** Saved entries **
========

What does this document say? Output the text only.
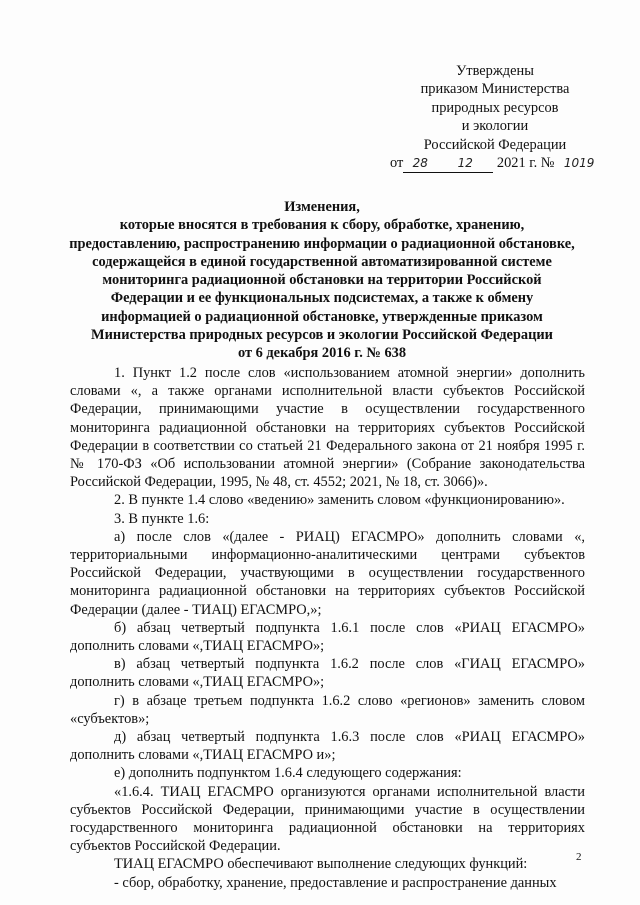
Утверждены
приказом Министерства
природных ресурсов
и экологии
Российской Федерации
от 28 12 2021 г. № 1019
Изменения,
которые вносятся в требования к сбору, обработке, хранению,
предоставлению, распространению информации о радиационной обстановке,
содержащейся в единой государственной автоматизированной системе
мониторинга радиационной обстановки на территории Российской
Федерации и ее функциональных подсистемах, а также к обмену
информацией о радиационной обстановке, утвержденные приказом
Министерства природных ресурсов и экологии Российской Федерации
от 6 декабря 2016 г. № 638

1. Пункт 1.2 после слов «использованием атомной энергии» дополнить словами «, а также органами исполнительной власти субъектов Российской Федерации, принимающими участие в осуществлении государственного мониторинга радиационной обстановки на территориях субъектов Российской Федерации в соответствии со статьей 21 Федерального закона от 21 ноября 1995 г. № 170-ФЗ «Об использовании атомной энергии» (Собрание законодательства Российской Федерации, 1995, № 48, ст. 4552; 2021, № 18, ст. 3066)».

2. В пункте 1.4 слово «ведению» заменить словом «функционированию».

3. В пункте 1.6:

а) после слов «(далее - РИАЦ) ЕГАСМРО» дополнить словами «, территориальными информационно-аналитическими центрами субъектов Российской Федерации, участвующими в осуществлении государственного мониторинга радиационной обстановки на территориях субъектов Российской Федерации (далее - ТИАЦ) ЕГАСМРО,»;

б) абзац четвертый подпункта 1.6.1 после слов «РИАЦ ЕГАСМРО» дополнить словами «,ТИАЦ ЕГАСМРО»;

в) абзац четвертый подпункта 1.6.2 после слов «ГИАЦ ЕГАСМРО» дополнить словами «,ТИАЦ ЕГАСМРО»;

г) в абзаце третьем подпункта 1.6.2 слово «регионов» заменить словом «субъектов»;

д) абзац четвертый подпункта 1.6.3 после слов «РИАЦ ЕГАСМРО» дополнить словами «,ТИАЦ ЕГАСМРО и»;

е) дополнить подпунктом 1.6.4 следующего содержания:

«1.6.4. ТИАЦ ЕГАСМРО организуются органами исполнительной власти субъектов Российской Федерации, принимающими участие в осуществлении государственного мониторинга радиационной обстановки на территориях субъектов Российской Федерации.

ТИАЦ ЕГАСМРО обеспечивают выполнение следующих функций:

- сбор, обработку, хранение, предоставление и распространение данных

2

========

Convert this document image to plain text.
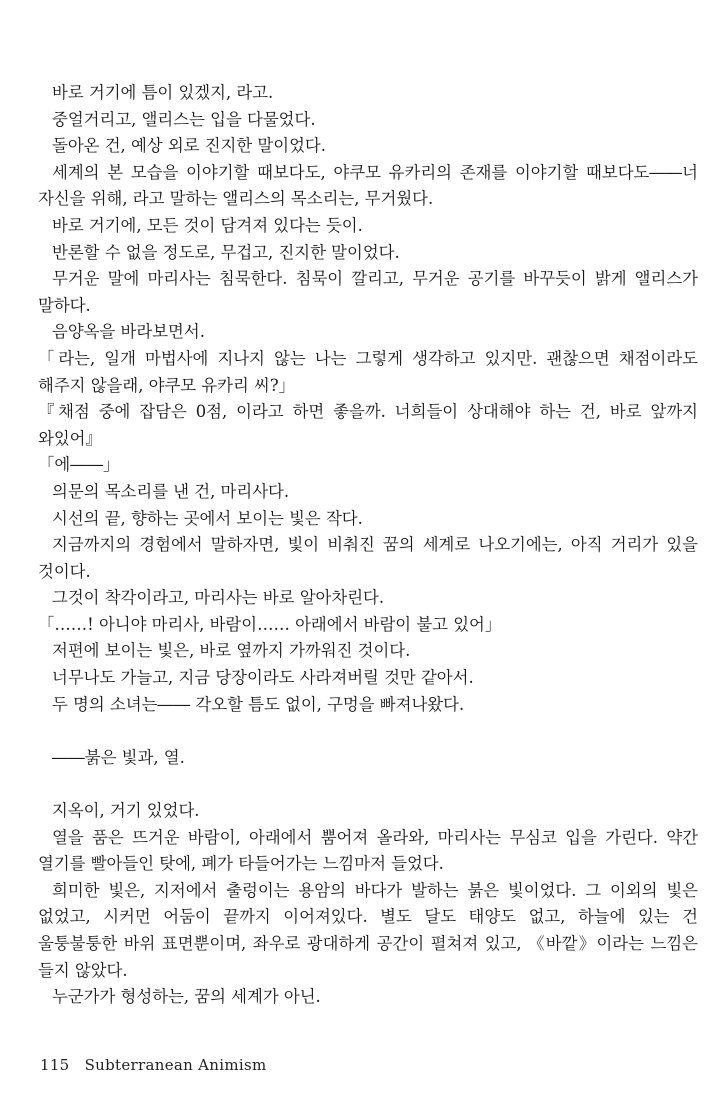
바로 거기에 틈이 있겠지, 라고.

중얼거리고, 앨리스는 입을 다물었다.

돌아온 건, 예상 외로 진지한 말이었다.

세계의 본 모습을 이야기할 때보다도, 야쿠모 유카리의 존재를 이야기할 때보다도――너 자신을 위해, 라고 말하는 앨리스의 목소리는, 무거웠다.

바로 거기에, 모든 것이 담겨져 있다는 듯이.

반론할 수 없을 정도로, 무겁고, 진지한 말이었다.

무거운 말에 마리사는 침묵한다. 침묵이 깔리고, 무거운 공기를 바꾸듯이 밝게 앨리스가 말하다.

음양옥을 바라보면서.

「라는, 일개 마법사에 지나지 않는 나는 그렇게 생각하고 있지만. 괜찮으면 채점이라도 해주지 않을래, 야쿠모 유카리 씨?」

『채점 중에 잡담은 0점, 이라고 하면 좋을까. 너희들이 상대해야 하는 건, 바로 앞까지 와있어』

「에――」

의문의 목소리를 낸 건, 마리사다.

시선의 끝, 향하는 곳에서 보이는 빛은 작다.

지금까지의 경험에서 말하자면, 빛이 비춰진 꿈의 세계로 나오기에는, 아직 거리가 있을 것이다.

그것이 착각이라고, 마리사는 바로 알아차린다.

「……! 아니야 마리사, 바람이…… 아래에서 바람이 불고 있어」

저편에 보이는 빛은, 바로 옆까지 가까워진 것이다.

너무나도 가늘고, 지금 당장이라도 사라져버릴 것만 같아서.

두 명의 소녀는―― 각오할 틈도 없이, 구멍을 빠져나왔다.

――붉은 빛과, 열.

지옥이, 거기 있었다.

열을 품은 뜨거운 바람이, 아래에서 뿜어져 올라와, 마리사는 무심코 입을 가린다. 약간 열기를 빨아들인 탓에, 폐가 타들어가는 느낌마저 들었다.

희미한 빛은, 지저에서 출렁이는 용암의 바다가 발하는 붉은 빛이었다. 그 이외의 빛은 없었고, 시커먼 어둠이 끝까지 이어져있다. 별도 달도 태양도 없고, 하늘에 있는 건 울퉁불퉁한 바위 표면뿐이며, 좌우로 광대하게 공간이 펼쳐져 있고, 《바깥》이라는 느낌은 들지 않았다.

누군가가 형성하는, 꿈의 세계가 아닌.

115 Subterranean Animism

========

** WHAT YOU WILL DO **
Copy out each line of the data containing the string "ТИАЦ".

** ANSWER BELOW **
а) после слов «(далее - РИАЦ) ЕГАСМРО» дополнить словами «, территориальными информационно-аналитическими центрами субъектов Российской Федерации, участвующими в осуществлении государственного мониторинга радиационной обстановки на территориях субъектов Российской Федерации (далее - ТИАЦ) ЕГАСМРО,»;
б) абзац четвертый подпункта 1.6.1 после слов «РИАЦ ЕГАСМРО» дополнить словами «,ТИАЦ ЕГАСМРО»;
в) абзац четвертый подпункта 1.6.2 после слов «ГИАЦ ЕГАСМРО» дополнить словами «,ТИАЦ ЕГАСМРО»;
д) абзац четвертый подпункта 1.6.3 после слов «РИАЦ ЕГАСМРО» дополнить словами «,ТИАЦ ЕГАСМРО и»;
«1.6.4. ТИАЦ ЕГАСМРО организуются органами исполнительной власти субъектов Российской Федерации, принимающими участие в осуществлении государственного мониторинга радиационной обстановки на территориях субъектов Российской Федерации.
ТИАЦ ЕГАСМРО обеспечивают выполнение следующих функций:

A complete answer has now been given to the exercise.